TASK :: Set down each line of the data below exactly as it stands, dropping the pictures.

Entries from a dataset
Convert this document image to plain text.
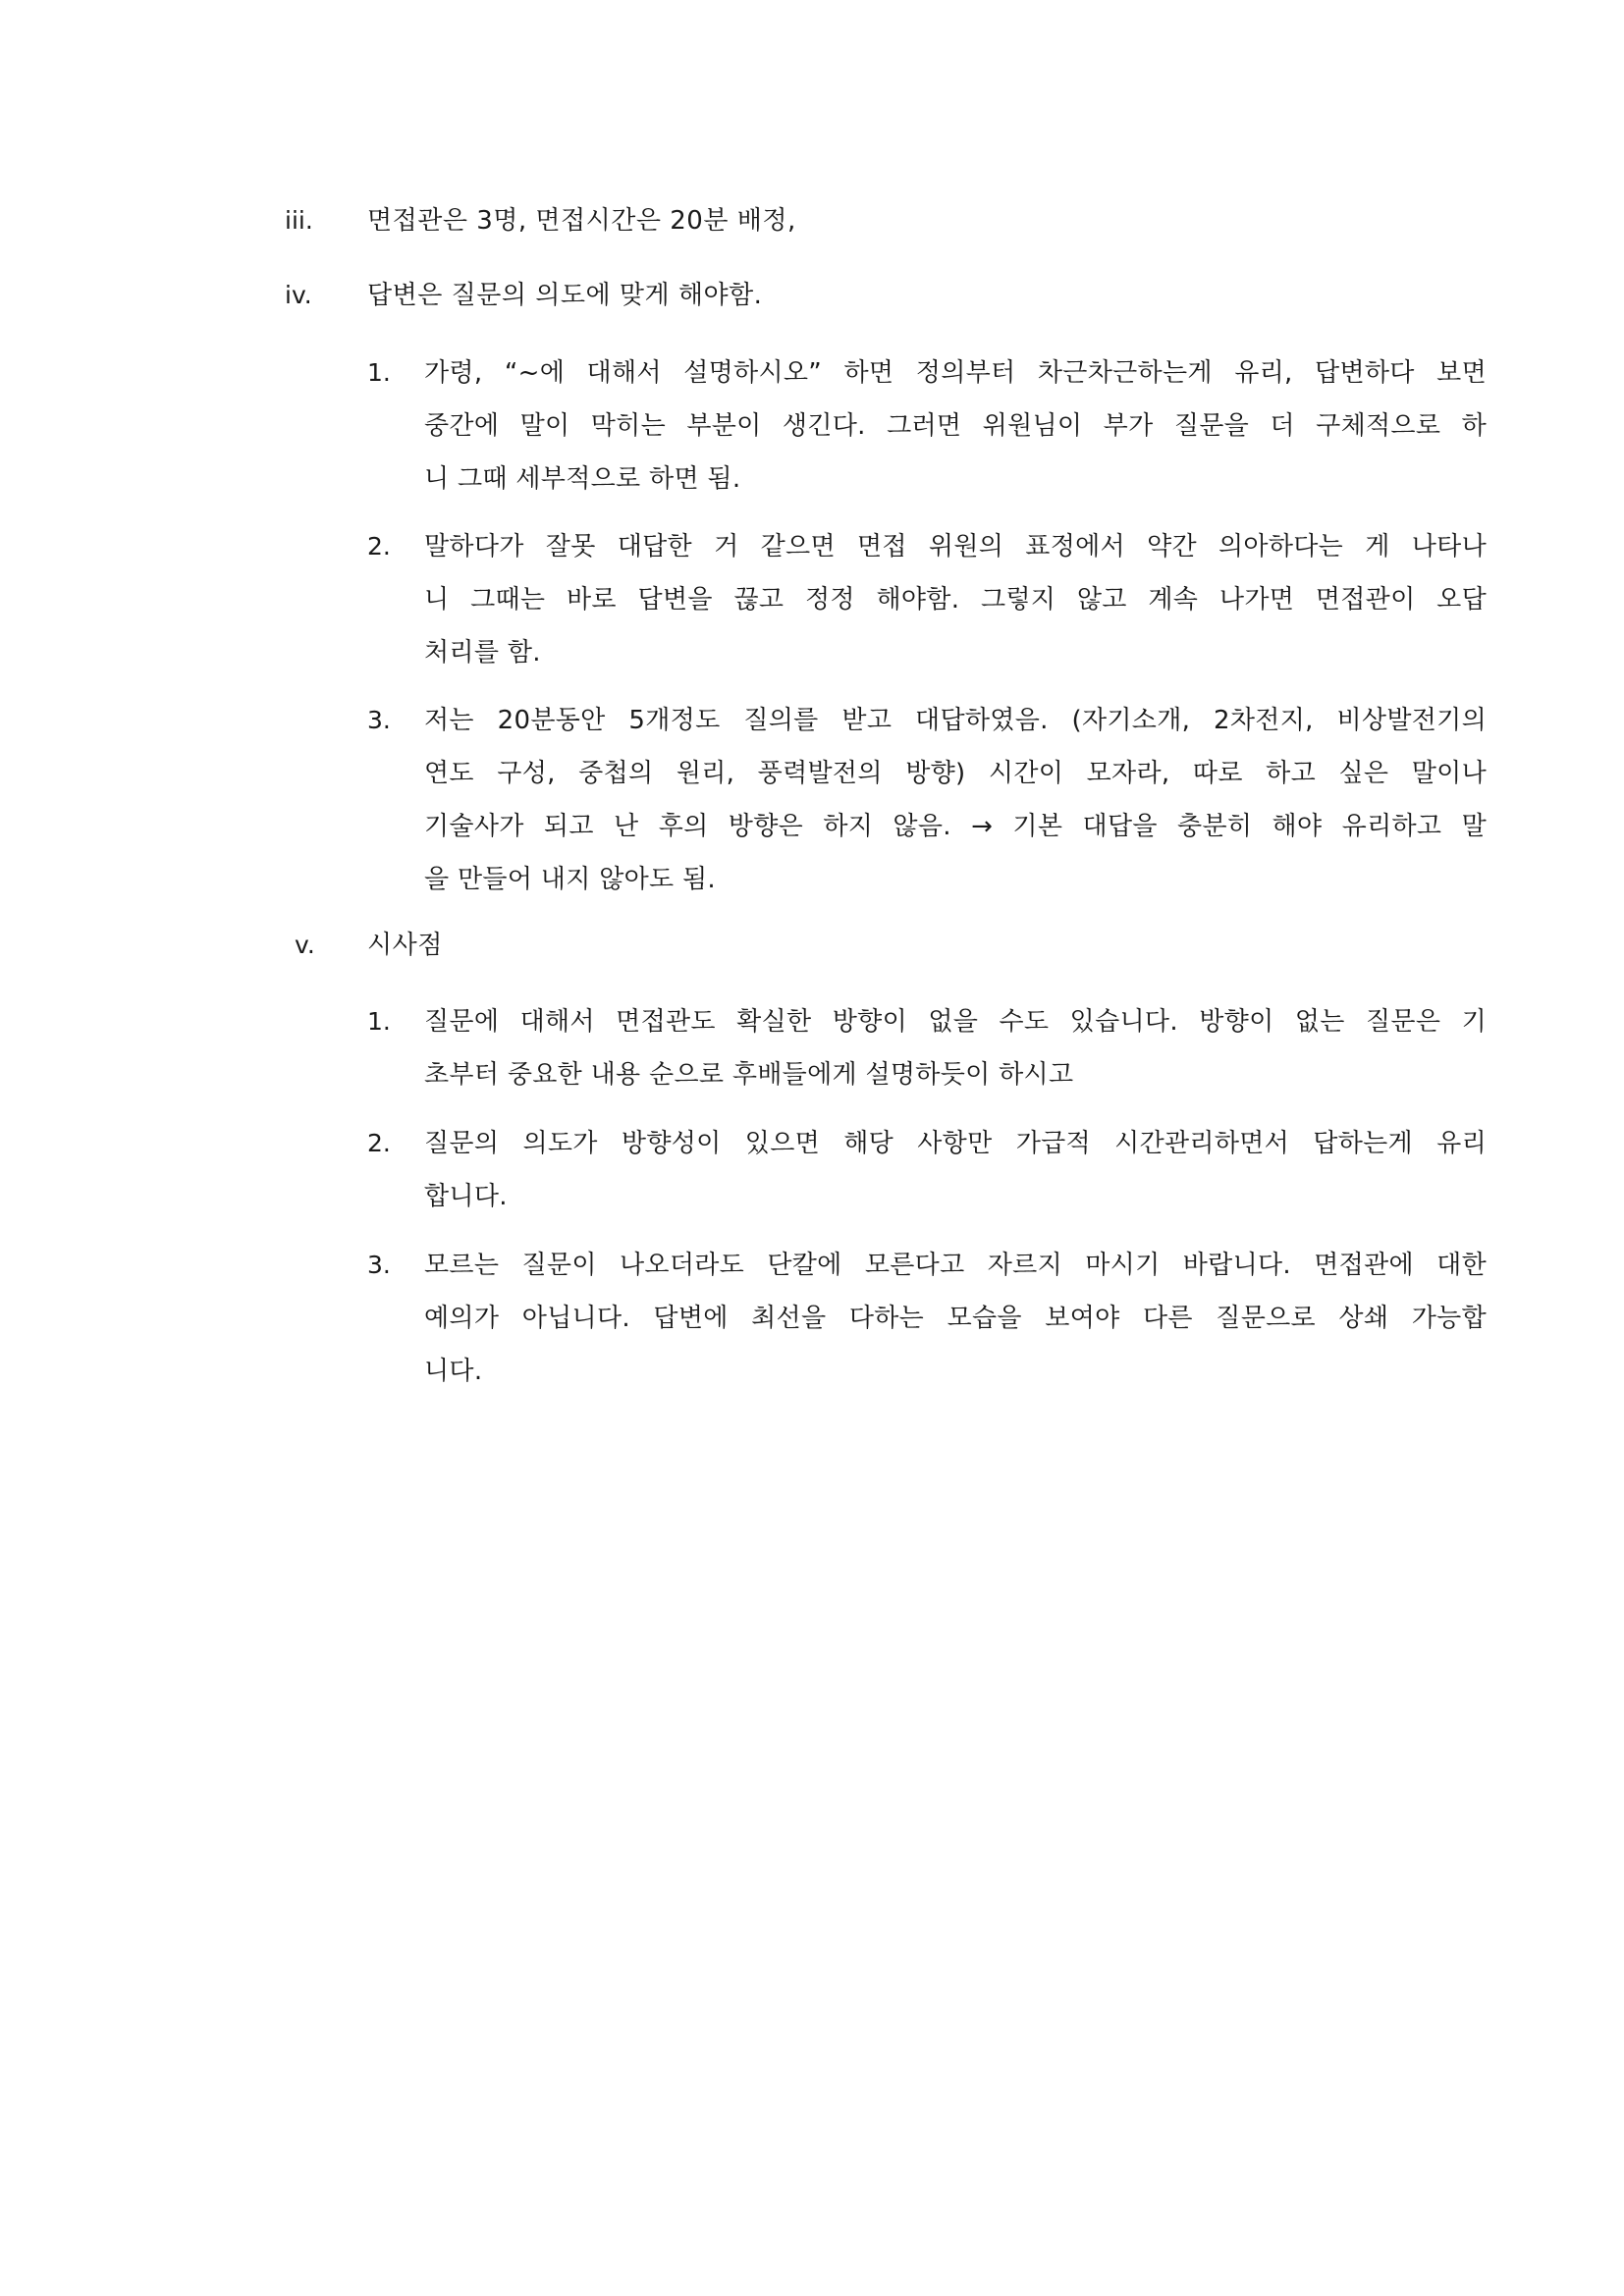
iii. 면접관은 3명, 면접시간은 20분 배정,
iv. 답변은 질문의 의도에 맞게 해야함.
1. 가령, “~에 대해서 설명하시오” 하면 정의부터 차근차근하는게 유리, 답변하다 보면
중간에 말이 막히는 부분이 생긴다. 그러면 위원님이 부가 질문을 더 구체적으로 하
니 그때 세부적으로 하면 됨.
2. 말하다가 잘못 대답한 거 같으면 면접 위원의 표정에서 약간 의아하다는 게 나타나
니 그때는 바로 답변을 끊고 정정 해야함. 그렇지 않고 계속 나가면 면접관이 오답
처리를 함.
3. 저는 20분동안 5개정도 질의를 받고 대답하였음. (자기소개, 2차전지, 비상발전기의
연도 구성, 중첩의 원리, 풍력발전의 방향) 시간이 모자라, 따로 하고 싶은 말이나
기술사가 되고 난 후의 방향은 하지 않음. → 기본 대답을 충분히 해야 유리하고 말
을 만들어 내지 않아도 됨.
v. 시사점
1. 질문에 대해서 면접관도 확실한 방향이 없을 수도 있습니다. 방향이 없는 질문은 기
초부터 중요한 내용 순으로 후배들에게 설명하듯이 하시고
2. 질문의 의도가 방향성이 있으면 해당 사항만 가급적 시간관리하면서 답하는게 유리
합니다.
3. 모르는 질문이 나오더라도 단칼에 모른다고 자르지 마시기 바랍니다. 면접관에 대한
예의가 아닙니다. 답변에 최선을 다하는 모습을 보여야 다른 질문으로 상쇄 가능합
니다.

OUTPUT FOR THIS TASK ::
Convert this document image to plain text.
iii. 면접관은 3명, 면접시간은 20분 배정,
iv. 답변은 질문의 의도에 맞게 해야함.
1. 가령, “~에 대해서 설명하시오” 하면 정의부터 차근차근하는게 유리, 답변하다 보면
중간에 말이 막히는 부분이 생긴다. 그러면 위원님이 부가 질문을 더 구체적으로 하
니 그때 세부적으로 하면 됨.
2. 말하다가 잘못 대답한 거 같으면 면접 위원의 표정에서 약간 의아하다는 게 나타나
니 그때는 바로 답변을 끊고 정정 해야함. 그렇지 않고 계속 나가면 면접관이 오답
처리를 함.
3. 저는 20분동안 5개정도 질의를 받고 대답하였음. (자기소개, 2차전지, 비상발전기의
연도 구성, 중첩의 원리, 풍력발전의 방향) 시간이 모자라, 따로 하고 싶은 말이나
기술사가 되고 난 후의 방향은 하지 않음. → 기본 대답을 충분히 해야 유리하고 말
을 만들어 내지 않아도 됨.
v. 시사점
1. 질문에 대해서 면접관도 확실한 방향이 없을 수도 있습니다. 방향이 없는 질문은 기
초부터 중요한 내용 순으로 후배들에게 설명하듯이 하시고
2. 질문의 의도가 방향성이 있으면 해당 사항만 가급적 시간관리하면서 답하는게 유리
합니다.
3. 모르는 질문이 나오더라도 단칼에 모른다고 자르지 마시기 바랍니다. 면접관에 대한
예의가 아닙니다. 답변에 최선을 다하는 모습을 보여야 다른 질문으로 상쇄 가능합
니다.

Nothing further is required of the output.